-------- Quoted passage
What I’ve learned about copywriting – best read with cake.

It’s my birthday today. An opportunity to take stock. And eat cake.

So in lieu of party bags, I’d like to share with you some of the things we’ve learned about the commercial copywriting process.

For example:

  • What skills and attributes do copywriters need more than any others?
  • What’s more important – process or creativity?
  • Why do we all need to take a big bite of humble pie every now and then?

Let’s find out…

Commitment

Commercial writers work hard to ensure every word works. We know that if our copy is as compelling and as target-oriented as it should be, we’ve done a good job.

But sometimes it’s tough.

When you’re writing your umpteenth product sheet about superconductors, socks or Zizzer Zoof Seeds, it’s hard to keep the enthusiasm going.

So our ongoing commitment is crucial. Because we know that if our enthusiasm flags, so does the quality of our content.

What do we do to keep my enthusiasm going?

  1. We need to like or admire the product or service.
  2. We need to get a good relationship going with the product or service provider.
  3. We need to think like the customer.

That’s all it takes. Any one of those things is enough. And we know that if we can’t do any of them, it probably isn’t the right project for us.

This realisation is liberating. It gives us a fool-proof system for ensuring we can commit to every project. We can give our clients just what they need to sell their goods and services convincingly.

Clarity

Clear Comms was originally set up thanks to a bit of a clarity crusade. Five years later, it still is. So why are we still so stoked up about this?

Like most other copywriters, we care about the craft of copywriting. We care what people think of our industry when we tell them what we do.

But there’s more to it than professional pride…

Great copy can be as affecting as art, music or literature. The right combination of words, phrased in just the right way can change perceptions. Or move people to take action. Or make them feel better. And the beauty of it is that they don’t even have to be long words. Sometimes the simplest words, carefully chosen, can be the most powerful.
----------------
-------- Extracted material
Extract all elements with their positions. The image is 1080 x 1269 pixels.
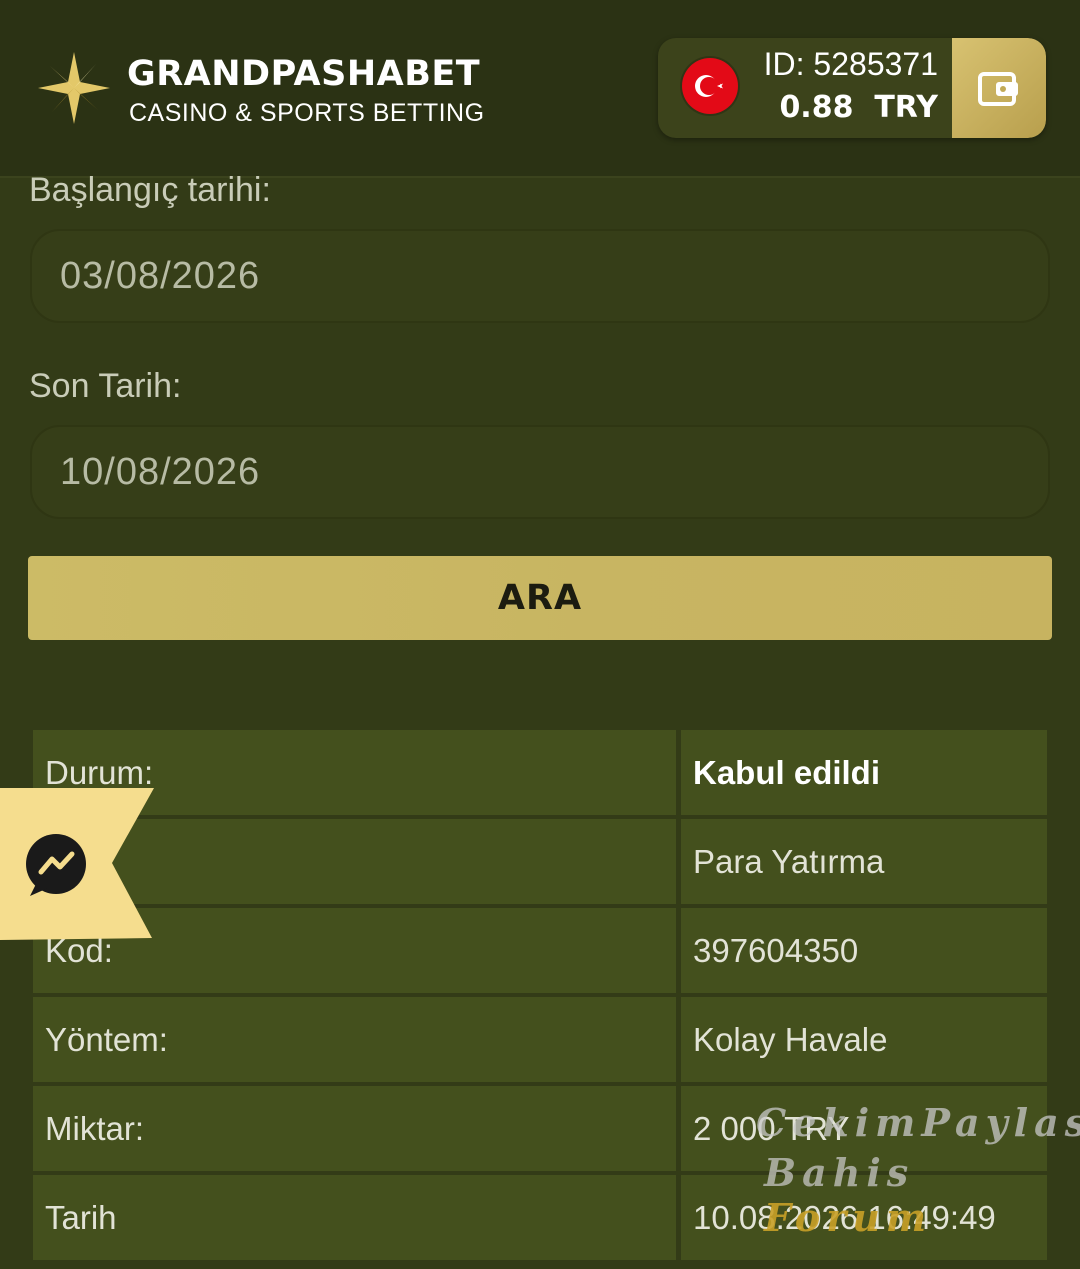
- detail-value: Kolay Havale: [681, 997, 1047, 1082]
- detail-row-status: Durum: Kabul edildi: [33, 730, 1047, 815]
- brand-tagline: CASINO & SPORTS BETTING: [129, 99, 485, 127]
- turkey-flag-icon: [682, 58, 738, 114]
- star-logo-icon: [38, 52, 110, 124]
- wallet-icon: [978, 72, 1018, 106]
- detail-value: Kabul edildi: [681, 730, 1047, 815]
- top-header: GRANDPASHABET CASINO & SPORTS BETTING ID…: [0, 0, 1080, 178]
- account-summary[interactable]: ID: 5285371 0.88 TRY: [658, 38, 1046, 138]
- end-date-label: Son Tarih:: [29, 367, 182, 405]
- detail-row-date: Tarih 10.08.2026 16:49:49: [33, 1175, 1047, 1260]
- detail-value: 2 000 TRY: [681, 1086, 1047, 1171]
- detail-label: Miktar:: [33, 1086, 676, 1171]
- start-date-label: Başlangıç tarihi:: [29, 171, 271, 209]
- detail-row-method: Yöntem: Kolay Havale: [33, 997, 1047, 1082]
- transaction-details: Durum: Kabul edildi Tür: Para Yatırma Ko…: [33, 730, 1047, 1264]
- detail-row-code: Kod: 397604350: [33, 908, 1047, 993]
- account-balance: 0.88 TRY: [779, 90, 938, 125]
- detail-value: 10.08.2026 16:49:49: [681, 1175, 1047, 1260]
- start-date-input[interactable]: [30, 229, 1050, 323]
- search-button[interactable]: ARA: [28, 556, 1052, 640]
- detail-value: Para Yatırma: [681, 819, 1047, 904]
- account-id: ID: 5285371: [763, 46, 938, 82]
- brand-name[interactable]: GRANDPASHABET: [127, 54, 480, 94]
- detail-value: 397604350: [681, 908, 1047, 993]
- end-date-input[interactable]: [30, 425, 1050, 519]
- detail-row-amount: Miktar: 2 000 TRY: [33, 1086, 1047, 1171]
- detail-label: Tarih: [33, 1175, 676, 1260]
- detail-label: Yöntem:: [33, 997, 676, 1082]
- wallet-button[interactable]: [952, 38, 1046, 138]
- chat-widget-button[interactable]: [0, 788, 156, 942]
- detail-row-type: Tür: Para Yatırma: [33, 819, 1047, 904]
----------------
-------- Extracted material
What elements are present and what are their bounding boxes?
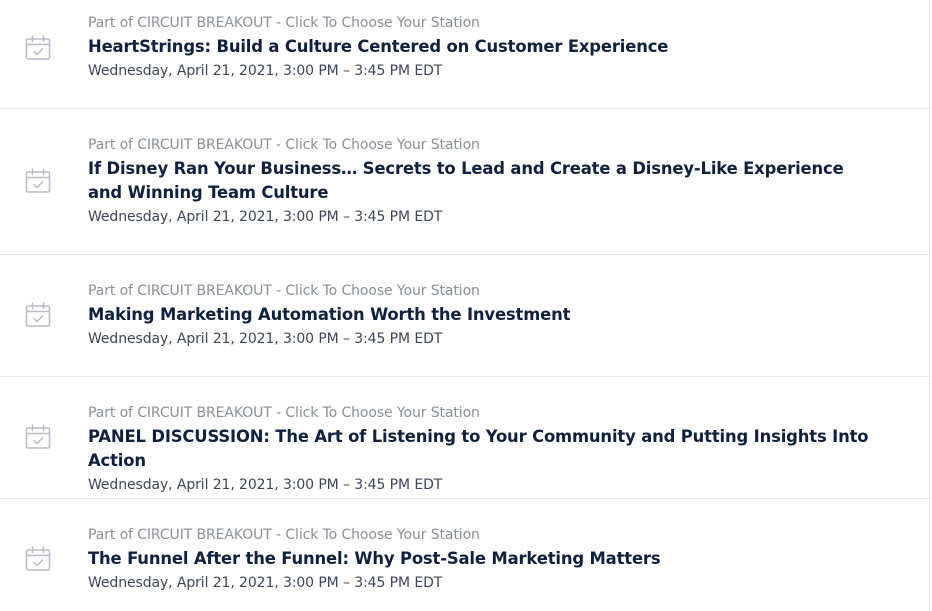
----------------
-------- Extracted material
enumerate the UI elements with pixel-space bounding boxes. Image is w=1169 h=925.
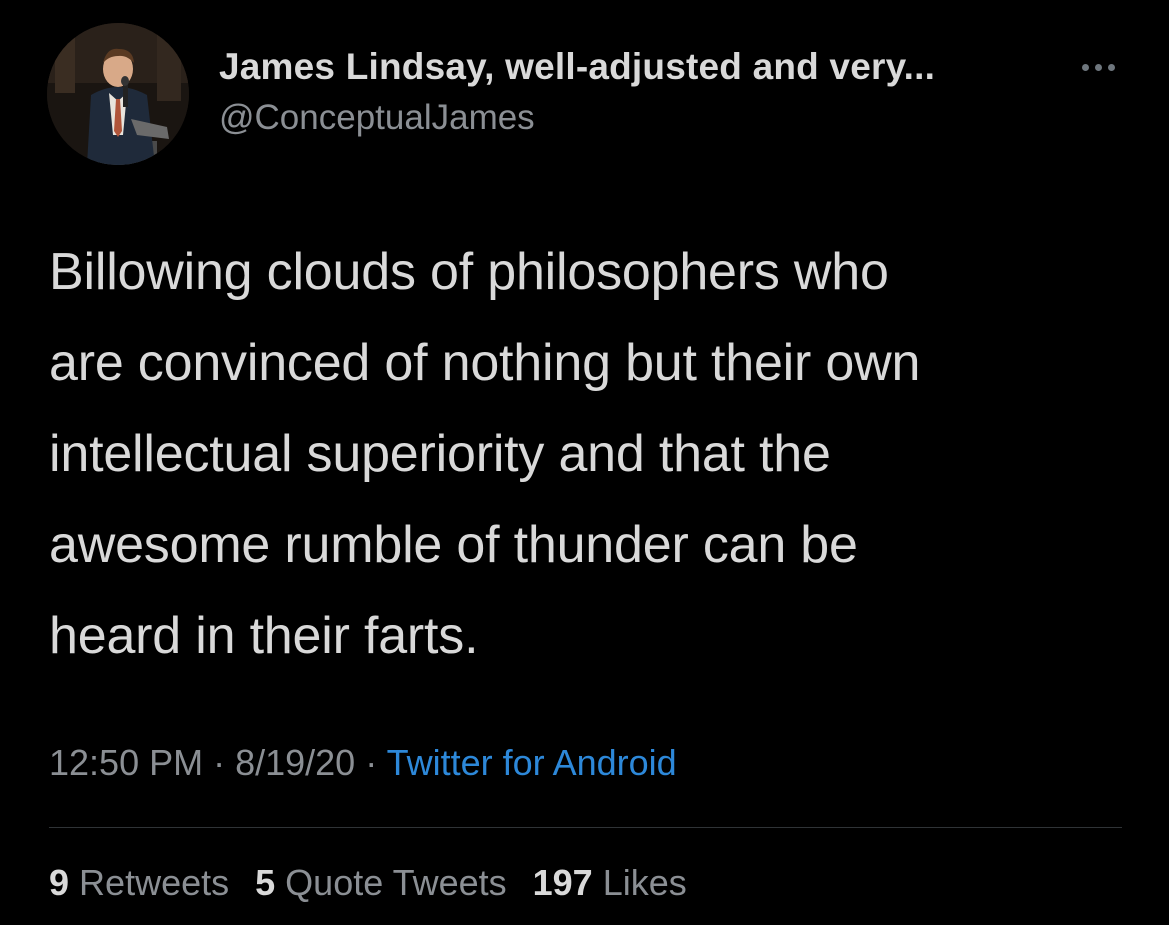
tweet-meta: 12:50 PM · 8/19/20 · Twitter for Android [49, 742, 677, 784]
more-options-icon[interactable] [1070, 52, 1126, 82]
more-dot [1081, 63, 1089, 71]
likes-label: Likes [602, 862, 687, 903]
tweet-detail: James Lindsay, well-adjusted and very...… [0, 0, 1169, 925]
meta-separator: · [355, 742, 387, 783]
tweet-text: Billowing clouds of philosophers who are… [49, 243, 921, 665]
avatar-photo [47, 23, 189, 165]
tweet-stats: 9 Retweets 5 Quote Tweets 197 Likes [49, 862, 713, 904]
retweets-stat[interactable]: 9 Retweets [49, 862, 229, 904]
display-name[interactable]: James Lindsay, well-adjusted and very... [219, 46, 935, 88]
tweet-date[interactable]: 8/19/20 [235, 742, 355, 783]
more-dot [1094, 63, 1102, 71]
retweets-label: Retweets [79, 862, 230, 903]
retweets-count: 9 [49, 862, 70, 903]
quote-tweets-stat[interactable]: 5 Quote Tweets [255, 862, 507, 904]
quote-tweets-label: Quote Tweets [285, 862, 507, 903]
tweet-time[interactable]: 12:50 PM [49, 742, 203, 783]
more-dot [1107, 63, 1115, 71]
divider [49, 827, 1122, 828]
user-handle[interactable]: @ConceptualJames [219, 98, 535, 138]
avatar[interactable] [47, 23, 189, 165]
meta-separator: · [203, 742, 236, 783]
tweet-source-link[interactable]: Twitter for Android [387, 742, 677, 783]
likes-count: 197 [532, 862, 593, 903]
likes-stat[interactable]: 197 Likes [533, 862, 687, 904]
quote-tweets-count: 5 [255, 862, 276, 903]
----------------
_Given exercise A:_
Answer these questions using the copywriting post.
(i) What occasion leads the writer to take stock?
(ii) Of the three things listed for keeping enthusiasm going, how many are said to be enough?
(iii) How many years after Clear Comms was set up does its clarity crusade continue?
_Given exercise B:_ Pick up the copywriting post after its final sentence and keep writing it.
The entries play no part in what is asked here.

_Task response A:_
(i) The writer's birthday.
(ii) Any one of them is enough.
(iii) Five years.

_Task response B:_
So of course, we care about clarity.

Most overblown business-speak is needlessly complex and unnecessarily confusing. It uses more words to say less. It puts its audience on the back foot and keeps them on the outside, looking in.

Great copywriting should be direct and accessible. After all, it’s got a job to do. It’s got information to impart, friends to win and sales to make. That’s why concise copy, short sentences, and clear propositions make all our jobs easier.

Personality

There is way too much bland, innocuous and identikit copy out there.

Good copywriting has personality. Lots of it. It’s got a distinctive tone of voice too. It needs to reflect us and our companies, however brash, ballsy or relentlessly uncompromising they are.

Business copy can be surprising too. In ‘Talk like TED,’ the author Carmine Gallo says that, according to the neuroscientists she’s interviewed, “novelty is the single most effective way to capture a person’s attention.” So the best sales copy will always intrigue you and inspire you to find out more.

Like us, you probably prefer sales copy that plays it softly-softly. We don’t want it to bash us over the head with the benefits, we’d rather it give us a comfy chair for the riveting story it’s going to tell.

So, my advice is – make sure your web copy talks like you. Leave out blatant sales messages when you can and give it a big dash of your personality.

Your customers want the real you.

Creativity

If we let the fear of making mistakes hold us back from making brave creative decisions, we’ll only ever deliver listless copy.

So how can we learn to embrace mistakes and failures as part of the creative process?

Well, here are a few ideas, courtesy of a great TED talk.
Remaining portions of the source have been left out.